### INPUT MATERIAL
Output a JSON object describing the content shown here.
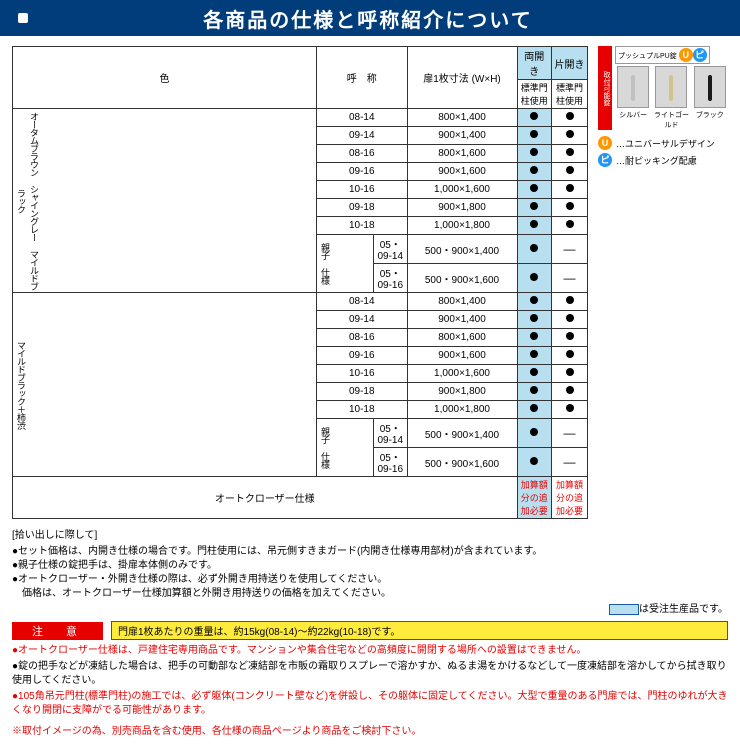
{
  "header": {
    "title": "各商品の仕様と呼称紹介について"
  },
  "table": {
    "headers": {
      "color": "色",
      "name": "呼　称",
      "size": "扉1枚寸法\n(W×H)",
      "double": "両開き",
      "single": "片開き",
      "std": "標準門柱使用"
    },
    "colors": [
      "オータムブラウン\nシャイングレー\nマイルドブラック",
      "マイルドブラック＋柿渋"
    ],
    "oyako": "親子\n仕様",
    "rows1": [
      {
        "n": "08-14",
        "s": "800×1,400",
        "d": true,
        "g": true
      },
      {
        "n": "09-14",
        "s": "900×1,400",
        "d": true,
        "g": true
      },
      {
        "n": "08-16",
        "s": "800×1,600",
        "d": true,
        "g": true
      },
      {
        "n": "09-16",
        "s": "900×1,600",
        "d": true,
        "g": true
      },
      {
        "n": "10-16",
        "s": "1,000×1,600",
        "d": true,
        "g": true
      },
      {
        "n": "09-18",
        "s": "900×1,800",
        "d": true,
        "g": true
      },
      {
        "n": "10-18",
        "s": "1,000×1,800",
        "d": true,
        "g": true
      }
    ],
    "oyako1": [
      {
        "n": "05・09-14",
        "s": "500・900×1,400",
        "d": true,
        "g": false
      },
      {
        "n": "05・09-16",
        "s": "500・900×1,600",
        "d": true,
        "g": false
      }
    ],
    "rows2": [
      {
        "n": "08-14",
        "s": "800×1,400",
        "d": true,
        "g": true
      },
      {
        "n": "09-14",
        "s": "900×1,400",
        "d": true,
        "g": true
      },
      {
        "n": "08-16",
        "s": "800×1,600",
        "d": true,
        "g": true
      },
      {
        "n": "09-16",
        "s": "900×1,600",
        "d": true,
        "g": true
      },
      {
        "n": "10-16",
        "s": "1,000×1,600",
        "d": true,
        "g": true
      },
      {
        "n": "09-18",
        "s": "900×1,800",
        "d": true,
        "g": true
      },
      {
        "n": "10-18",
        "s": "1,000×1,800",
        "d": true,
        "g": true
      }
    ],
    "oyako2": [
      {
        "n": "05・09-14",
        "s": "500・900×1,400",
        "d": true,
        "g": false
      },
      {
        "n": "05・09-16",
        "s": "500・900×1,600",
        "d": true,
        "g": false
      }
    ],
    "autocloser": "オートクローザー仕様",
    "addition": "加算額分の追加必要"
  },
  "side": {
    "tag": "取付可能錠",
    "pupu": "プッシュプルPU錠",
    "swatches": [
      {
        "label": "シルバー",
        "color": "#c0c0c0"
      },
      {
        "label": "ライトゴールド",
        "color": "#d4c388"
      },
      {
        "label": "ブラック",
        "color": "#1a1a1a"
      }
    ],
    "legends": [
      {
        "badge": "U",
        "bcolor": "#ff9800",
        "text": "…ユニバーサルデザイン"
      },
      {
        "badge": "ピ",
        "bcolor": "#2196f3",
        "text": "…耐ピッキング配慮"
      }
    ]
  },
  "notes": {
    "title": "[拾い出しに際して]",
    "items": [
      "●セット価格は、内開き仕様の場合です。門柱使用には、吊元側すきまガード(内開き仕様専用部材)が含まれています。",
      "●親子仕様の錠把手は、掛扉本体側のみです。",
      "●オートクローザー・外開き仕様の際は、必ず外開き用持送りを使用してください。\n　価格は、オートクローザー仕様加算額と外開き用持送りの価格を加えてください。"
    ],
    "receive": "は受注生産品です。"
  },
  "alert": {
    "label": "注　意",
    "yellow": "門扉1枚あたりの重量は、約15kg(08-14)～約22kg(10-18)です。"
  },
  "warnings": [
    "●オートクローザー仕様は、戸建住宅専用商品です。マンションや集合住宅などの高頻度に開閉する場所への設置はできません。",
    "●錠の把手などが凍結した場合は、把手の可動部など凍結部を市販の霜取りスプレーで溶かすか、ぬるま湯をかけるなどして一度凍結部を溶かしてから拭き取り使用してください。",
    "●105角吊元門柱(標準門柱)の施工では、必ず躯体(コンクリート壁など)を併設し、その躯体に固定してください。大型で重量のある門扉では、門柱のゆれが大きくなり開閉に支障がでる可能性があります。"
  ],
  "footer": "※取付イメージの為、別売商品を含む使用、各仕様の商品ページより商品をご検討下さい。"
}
######
BRIEF.
Select all lines with the word "title" from the entries above.

RESPONSE.
    "title": "各商品の仕様と呼称紹介について"
    "title": "[拾い出しに際して]",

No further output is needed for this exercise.